▶ Some records:

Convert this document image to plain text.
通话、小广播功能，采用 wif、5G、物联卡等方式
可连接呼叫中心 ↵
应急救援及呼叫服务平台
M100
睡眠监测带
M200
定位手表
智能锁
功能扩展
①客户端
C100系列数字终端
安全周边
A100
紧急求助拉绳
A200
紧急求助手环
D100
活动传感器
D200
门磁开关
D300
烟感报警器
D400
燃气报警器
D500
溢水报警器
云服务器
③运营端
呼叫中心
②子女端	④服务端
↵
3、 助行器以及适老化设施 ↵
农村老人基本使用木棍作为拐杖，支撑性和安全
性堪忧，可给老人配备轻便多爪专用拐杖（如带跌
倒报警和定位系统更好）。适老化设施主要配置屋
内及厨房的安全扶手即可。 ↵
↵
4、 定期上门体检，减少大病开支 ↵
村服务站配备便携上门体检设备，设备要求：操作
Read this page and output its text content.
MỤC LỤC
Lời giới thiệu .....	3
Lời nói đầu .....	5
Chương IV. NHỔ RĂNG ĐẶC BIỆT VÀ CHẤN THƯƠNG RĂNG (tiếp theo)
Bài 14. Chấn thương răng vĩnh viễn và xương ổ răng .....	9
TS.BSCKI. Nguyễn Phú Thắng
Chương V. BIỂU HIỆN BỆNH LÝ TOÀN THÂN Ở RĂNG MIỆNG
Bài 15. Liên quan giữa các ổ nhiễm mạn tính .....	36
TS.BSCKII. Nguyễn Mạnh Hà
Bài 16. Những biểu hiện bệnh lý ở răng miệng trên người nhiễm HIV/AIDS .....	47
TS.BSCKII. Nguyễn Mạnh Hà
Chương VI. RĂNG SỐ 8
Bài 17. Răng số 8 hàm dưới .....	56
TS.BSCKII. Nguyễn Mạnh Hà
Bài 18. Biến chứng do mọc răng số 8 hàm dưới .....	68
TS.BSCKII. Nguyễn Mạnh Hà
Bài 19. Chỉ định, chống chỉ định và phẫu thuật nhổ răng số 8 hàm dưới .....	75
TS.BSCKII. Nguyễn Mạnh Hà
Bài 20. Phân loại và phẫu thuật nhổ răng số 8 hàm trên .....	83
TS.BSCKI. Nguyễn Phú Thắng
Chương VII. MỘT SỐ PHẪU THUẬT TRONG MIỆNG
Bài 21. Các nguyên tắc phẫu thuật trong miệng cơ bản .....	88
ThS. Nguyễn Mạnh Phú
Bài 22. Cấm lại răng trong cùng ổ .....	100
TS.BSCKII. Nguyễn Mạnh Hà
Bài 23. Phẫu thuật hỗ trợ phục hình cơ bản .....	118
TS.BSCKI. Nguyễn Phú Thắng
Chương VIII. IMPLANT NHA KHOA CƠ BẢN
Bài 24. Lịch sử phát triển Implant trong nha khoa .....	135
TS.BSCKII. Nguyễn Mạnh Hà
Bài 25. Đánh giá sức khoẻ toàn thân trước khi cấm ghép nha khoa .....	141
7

▶ GOAL: Retype every record above exactly as written.

▶ COMPLETE RESPONSE:
Convert this document image to plain text.
通话、小广播功能，采用 wif、5G、物联卡等方式
可连接呼叫中心 ↵
应急救援及呼叫服务平台
M100
睡眠监测带
M200
定位手表
智能锁
功能扩展
①客户端
C100系列数字终端
安全周边
A100
紧急求助拉绳
A200
紧急求助手环
D100
活动传感器
D200
门磁开关
D300
烟感报警器
D400
燃气报警器
D500
溢水报警器
云服务器
③运营端
呼叫中心
②子女端	④服务端
↵
3、 助行器以及适老化设施 ↵
农村老人基本使用木棍作为拐杖，支撑性和安全
性堪忧，可给老人配备轻便多爪专用拐杖（如带跌
倒报警和定位系统更好）。适老化设施主要配置屋
内及厨房的安全扶手即可。 ↵
↵
4、 定期上门体检，减少大病开支 ↵
村服务站配备便携上门体检设备，设备要求：操作
Read this page and output its text content.
MỤC LỤC
Lời giới thiệu .....	3
Lời nói đầu .....	5
Chương IV. NHỔ RĂNG ĐẶC BIỆT VÀ CHẤN THƯƠNG RĂNG (tiếp theo)
Bài 14. Chấn thương răng vĩnh viễn và xương ổ răng .....	9
TS.BSCKI. Nguyễn Phú Thắng
Chương V. BIỂU HIỆN BỆNH LÝ TOÀN THÂN Ở RĂNG MIỆNG
Bài 15. Liên quan giữa các ổ nhiễm mạn tính .....	36
TS.BSCKII. Nguyễn Mạnh Hà
Bài 16. Những biểu hiện bệnh lý ở răng miệng trên người nhiễm HIV/AIDS .....	47
TS.BSCKII. Nguyễn Mạnh Hà
Chương VI. RĂNG SỐ 8
Bài 17. Răng số 8 hàm dưới .....	56
TS.BSCKII. Nguyễn Mạnh Hà
Bài 18. Biến chứng do mọc răng số 8 hàm dưới .....	68
TS.BSCKII. Nguyễn Mạnh Hà
Bài 19. Chỉ định, chống chỉ định và phẫu thuật nhổ răng số 8 hàm dưới .....	75
TS.BSCKII. Nguyễn Mạnh Hà
Bài 20. Phân loại và phẫu thuật nhổ răng số 8 hàm trên .....	83
TS.BSCKI. Nguyễn Phú Thắng
Chương VII. MỘT SỐ PHẪU THUẬT TRONG MIỆNG
Bài 21. Các nguyên tắc phẫu thuật trong miệng cơ bản .....	88
ThS. Nguyễn Mạnh Phú
Bài 22. Cấm lại răng trong cùng ổ .....	100
TS.BSCKII. Nguyễn Mạnh Hà
Bài 23. Phẫu thuật hỗ trợ phục hình cơ bản .....	118
TS.BSCKI. Nguyễn Phú Thắng
Chương VIII. IMPLANT NHA KHOA CƠ BẢN
Bài 24. Lịch sử phát triển Implant trong nha khoa .....	135
TS.BSCKII. Nguyễn Mạnh Hà
Bài 25. Đánh giá sức khoẻ toàn thân trước khi cấm ghép nha khoa .....	141
7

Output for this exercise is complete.